INSTRUCTION
Which lines hold the word "direction"? Copy each of them.

DATASET RECORDS
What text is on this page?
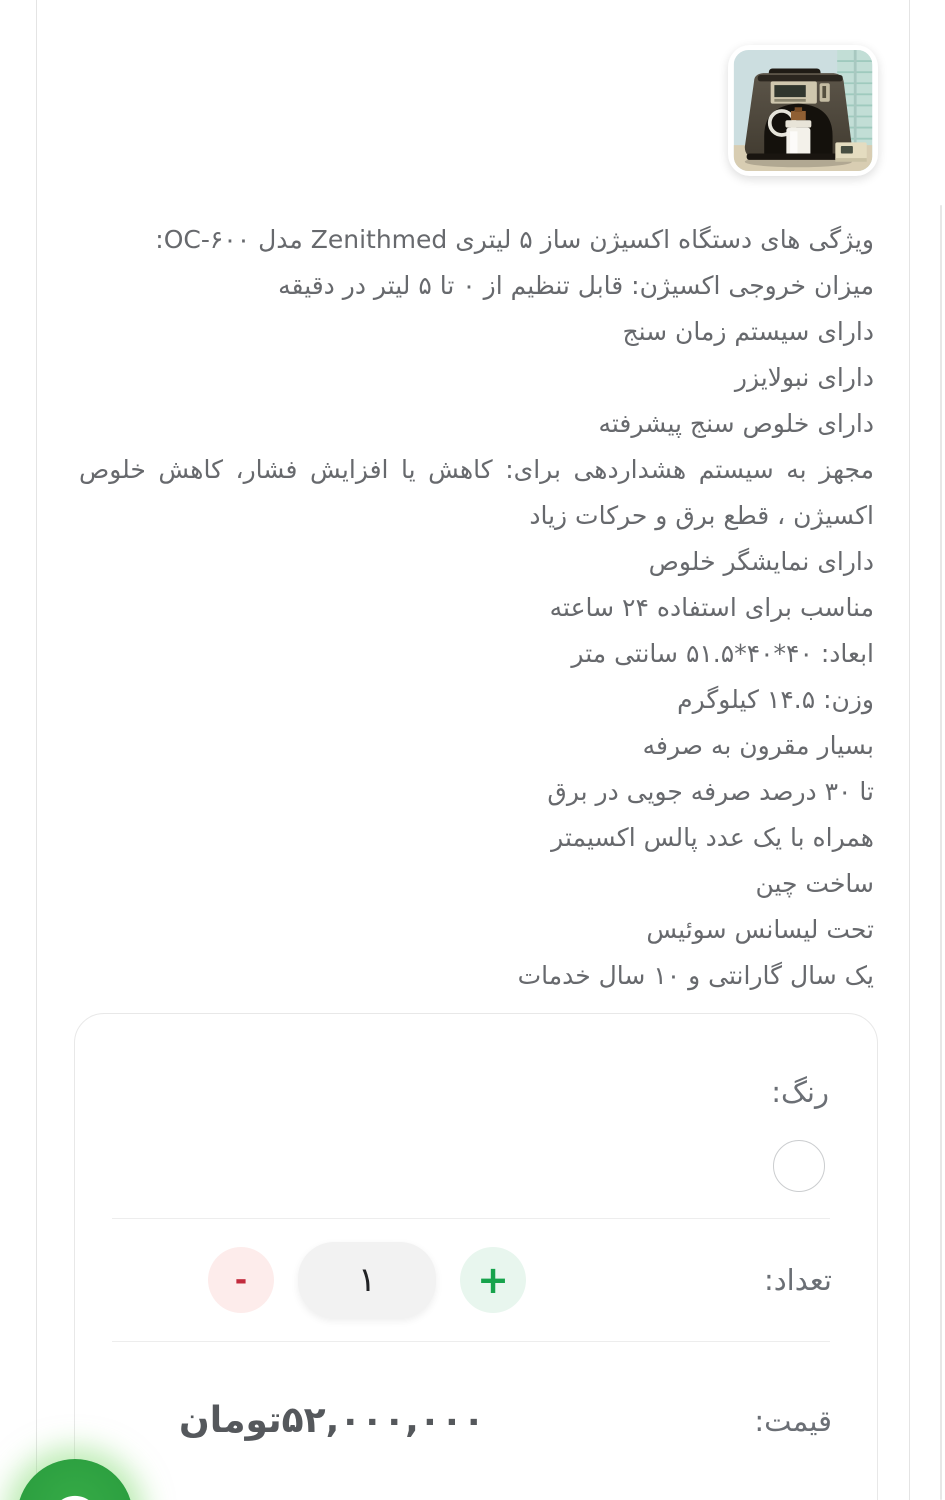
ویژگی های دستگاه اکسیژن ساز ۵ لیتری Zenithmed مدل OC-۶۰۰:
میزان خروجی اکسیژن: قابل تنظیم از ۰ تا ۵ لیتر در دقیقه
دارای سیستم زمان سنج
دارای نبولایزر
دارای خلوص سنج پیشرفته
مجهز به سیستم هشداردهی برای: کاهش یا افزایش فشار، کاهش خلوص
اکسیژن ، قطع برق و حرکات زیاد
دارای نمایشگر خلوص
مناسب برای استفاده ۲۴ ساعته
ابعاد: ۴۰*۴۰*۵۱.۵ سانتی متر
وزن: ۱۴.۵ کیلوگرم
بسیار مقرون به صرفه
تا ۳۰ درصد صرفه جویی در برق
همراه با یک عدد پالس اکسیمتر
ساخت چین
تحت لیسانس سوئیس
یک سال گارانتی و ۱۰ سال خدمات
رنگ:
تعداد:
-	۱	+
قیمت:
۵۲,۰۰۰,۰۰۰تومان
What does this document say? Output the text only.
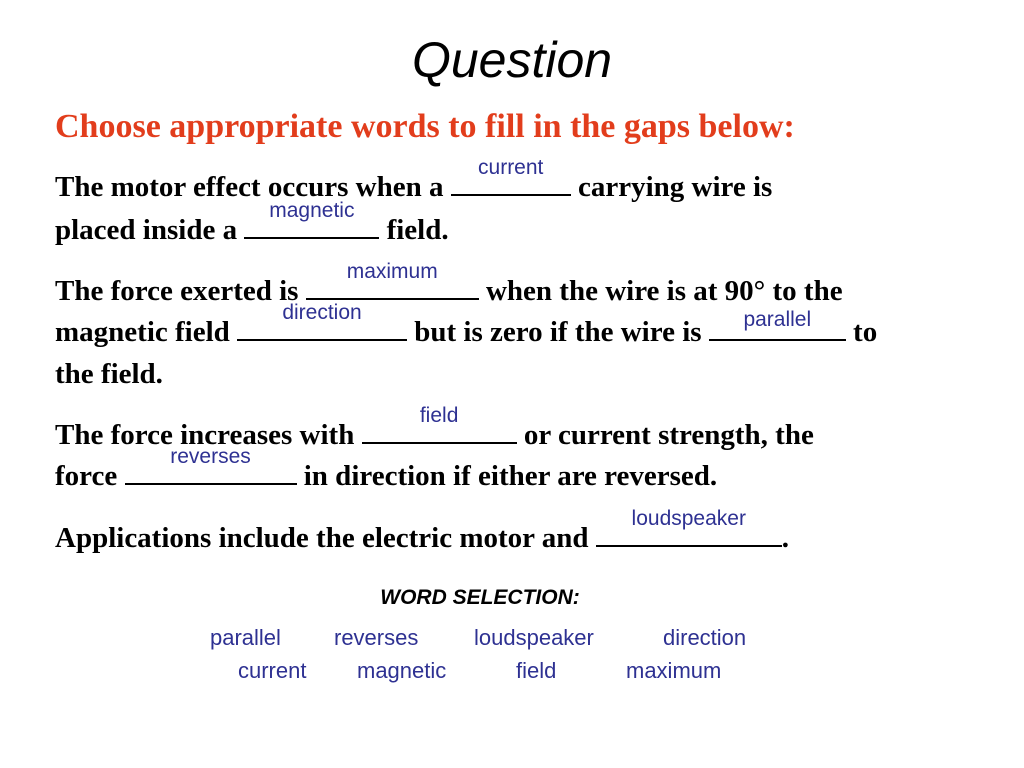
Question
Choose appropriate words to fill in the gaps below:
The motor effect occurs when a
current
carrying wire is
placed inside a
magnetic
field.
The force exerted is
maximum
when the wire is at 90° to the
magnetic field
direction
but is zero if the wire is	parallel	to
the field.
The force increases with
field
or current strength, the
force
reverses
in direction if either are reversed.
Applications include the electric motor and
loudspeaker
.
WORD SELECTION:
parallel reverses	loudspeaker	direction
current magnetic	field	maximum
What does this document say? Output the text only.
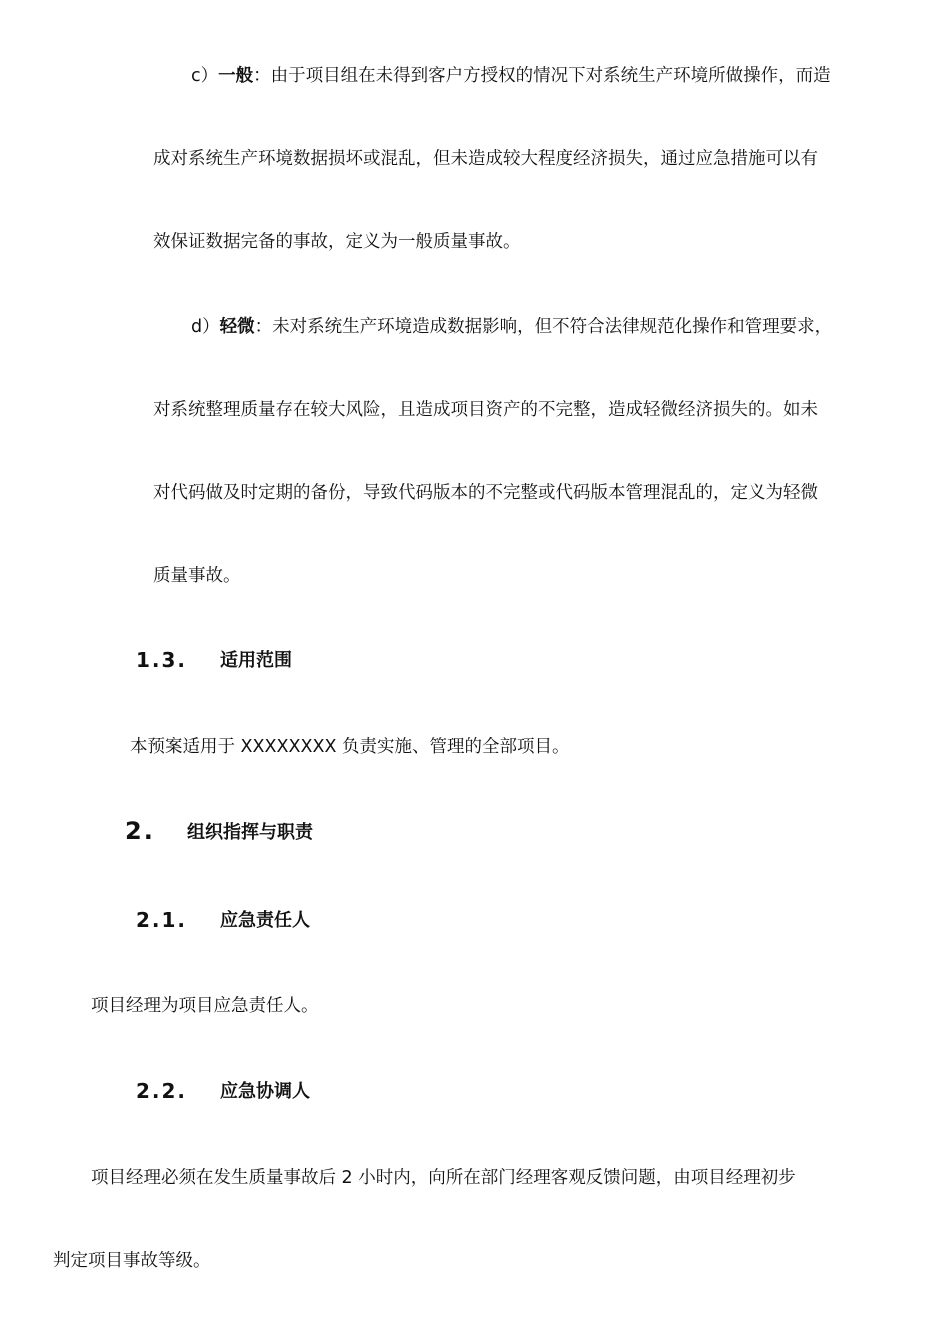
c）一般：由于项目组在未得到客户方授权的情况下对系统生产环境所做操作，而造
成对系统生产环境数据损坏或混乱，但未造成较大程度经济损失，通过应急措施可以有
效保证数据完备的事故，定义为一般质量事故。
d）轻微：未对系统生产环境造成数据影响，但不符合法律规范化操作和管理要求，
对系统整理质量存在较大风险，且造成项目资产的不完整，造成轻微经济损失的。如未
对代码做及时定期的备份，导致代码版本的不完整或代码版本管理混乱的，定义为轻微
质量事故。
1.3. 适用范围
本预案适用于 XXXXXXXX 负责实施、管理的全部项目。
2. 组织指挥与职责
2.1. 应急责任人
项目经理为项目应急责任人。
2.2. 应急协调人
项目经理必须在发生质量事故后 2 小时内，向所在部门经理客观反馈问题，由项目经理初步
判定项目事故等级。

OUTPUT
direction
in direction if either are reversed.
parallel reverses	loudspeaker	direction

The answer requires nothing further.